─── RECORD LIST ───
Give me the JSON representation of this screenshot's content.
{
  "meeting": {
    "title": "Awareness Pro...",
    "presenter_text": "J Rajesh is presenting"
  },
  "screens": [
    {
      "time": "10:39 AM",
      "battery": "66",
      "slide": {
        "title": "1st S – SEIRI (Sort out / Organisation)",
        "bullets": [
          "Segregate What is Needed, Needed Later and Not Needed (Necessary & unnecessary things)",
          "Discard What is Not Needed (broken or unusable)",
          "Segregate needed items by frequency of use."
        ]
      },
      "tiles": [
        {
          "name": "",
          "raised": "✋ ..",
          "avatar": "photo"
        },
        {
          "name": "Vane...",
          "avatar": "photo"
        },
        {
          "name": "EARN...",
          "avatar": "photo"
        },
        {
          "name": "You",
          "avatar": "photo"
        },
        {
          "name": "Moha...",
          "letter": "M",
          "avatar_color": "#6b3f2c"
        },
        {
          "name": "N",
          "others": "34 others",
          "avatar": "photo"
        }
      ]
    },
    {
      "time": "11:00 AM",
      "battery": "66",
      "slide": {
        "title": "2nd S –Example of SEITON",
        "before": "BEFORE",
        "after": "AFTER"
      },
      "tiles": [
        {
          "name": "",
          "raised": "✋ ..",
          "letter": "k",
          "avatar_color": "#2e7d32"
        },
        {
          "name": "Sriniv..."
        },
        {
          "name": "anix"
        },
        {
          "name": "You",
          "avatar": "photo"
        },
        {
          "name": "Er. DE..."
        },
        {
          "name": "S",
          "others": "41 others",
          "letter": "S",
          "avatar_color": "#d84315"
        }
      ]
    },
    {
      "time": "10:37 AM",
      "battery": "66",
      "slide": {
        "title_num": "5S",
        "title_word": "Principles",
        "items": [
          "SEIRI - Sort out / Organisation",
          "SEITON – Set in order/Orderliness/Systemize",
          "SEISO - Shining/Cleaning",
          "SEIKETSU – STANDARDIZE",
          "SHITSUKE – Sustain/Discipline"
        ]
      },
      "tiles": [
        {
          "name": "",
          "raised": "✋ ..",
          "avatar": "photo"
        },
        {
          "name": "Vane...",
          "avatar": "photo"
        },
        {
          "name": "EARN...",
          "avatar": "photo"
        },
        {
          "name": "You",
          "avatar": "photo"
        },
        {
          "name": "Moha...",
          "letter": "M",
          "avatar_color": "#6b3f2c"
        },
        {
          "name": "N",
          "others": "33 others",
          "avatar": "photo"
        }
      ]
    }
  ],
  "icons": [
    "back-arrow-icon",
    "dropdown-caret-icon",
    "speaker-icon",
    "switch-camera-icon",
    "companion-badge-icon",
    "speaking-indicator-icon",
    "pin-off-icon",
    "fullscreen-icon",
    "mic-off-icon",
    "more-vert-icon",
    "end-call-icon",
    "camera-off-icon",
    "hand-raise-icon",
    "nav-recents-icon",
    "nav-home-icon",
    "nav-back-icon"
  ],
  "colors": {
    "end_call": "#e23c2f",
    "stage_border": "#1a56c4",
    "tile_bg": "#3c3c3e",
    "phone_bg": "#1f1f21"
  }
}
───
→ PROBLEM DETAILS
Would you give the material above again, complete and exact?

→ PROBLEM SOLUTION
Give me the JSON representation of this screenshot's content.
{
  "meeting": {
    "title": "Awareness Pro...",
    "presenter_text": "J Rajesh is presenting"
  },
  "screens": [
    {
      "time": "10:39 AM",
      "battery": "66",
      "slide": {
        "title": "1st S – SEIRI (Sort out / Organisation)",
        "bullets": [
          "Segregate What is Needed, Needed Later and Not Needed (Necessary & unnecessary things)",
          "Discard What is Not Needed (broken or unusable)",
          "Segregate needed items by frequency of use."
        ]
      },
      "tiles": [
        {
          "name": "",
          "raised": "✋ ..",
          "avatar": "photo"
        },
        {
          "name": "Vane...",
          "avatar": "photo"
        },
        {
          "name": "EARN...",
          "avatar": "photo"
        },
        {
          "name": "You",
          "avatar": "photo"
        },
        {
          "name": "Moha...",
          "letter": "M",
          "avatar_color": "#6b3f2c"
        },
        {
          "name": "N",
          "others": "34 others",
          "avatar": "photo"
        }
      ]
    },
    {
      "time": "11:00 AM",
      "battery": "66",
      "slide": {
        "title": "2nd S –Example of SEITON",
        "before": "BEFORE",
        "after": "AFTER"
      },
      "tiles": [
        {
          "name": "",
          "raised": "✋ ..",
          "letter": "k",
          "avatar_color": "#2e7d32"
        },
        {
          "name": "Sriniv..."
        },
        {
          "name": "anix"
        },
        {
          "name": "You",
          "avatar": "photo"
        },
        {
          "name": "Er. DE..."
        },
        {
          "name": "S",
          "others": "41 others",
          "letter": "S",
          "avatar_color": "#d84315"
        }
      ]
    },
    {
      "time": "10:37 AM",
      "battery": "66",
      "slide": {
        "title_num": "5S",
        "title_word": "Principles",
        "items": [
          "SEIRI - Sort out / Organisation",
          "SEITON – Set in order/Orderliness/Systemize",
          "SEISO - Shining/Cleaning",
          "SEIKETSU – STANDARDIZE",
          "SHITSUKE – Sustain/Discipline"
        ]
      },
      "tiles": [
        {
          "name": "",
          "raised": "✋ ..",
          "avatar": "photo"
        },
        {
          "name": "Vane...",
          "avatar": "photo"
        },
        {
          "name": "EARN...",
          "avatar": "photo"
        },
        {
          "name": "You",
          "avatar": "photo"
        },
        {
          "name": "Moha...",
          "letter": "M",
          "avatar_color": "#6b3f2c"
        },
        {
          "name": "N",
          "others": "33 others",
          "avatar": "photo"
        }
      ]
    }
  ],
  "icons": [
    "back-arrow-icon",
    "dropdown-caret-icon",
    "speaker-icon",
    "switch-camera-icon",
    "companion-badge-icon",
    "speaking-indicator-icon",
    "pin-off-icon",
    "fullscreen-icon",
    "mic-off-icon",
    "more-vert-icon",
    "end-call-icon",
    "camera-off-icon",
    "hand-raise-icon",
    "nav-recents-icon",
    "nav-home-icon",
    "nav-back-icon"
  ],
  "colors": {
    "end_call": "#e23c2f",
    "stage_border": "#1a56c4",
    "tile_bg": "#3c3c3e",
    "phone_bg": "#1f1f21"
  }
}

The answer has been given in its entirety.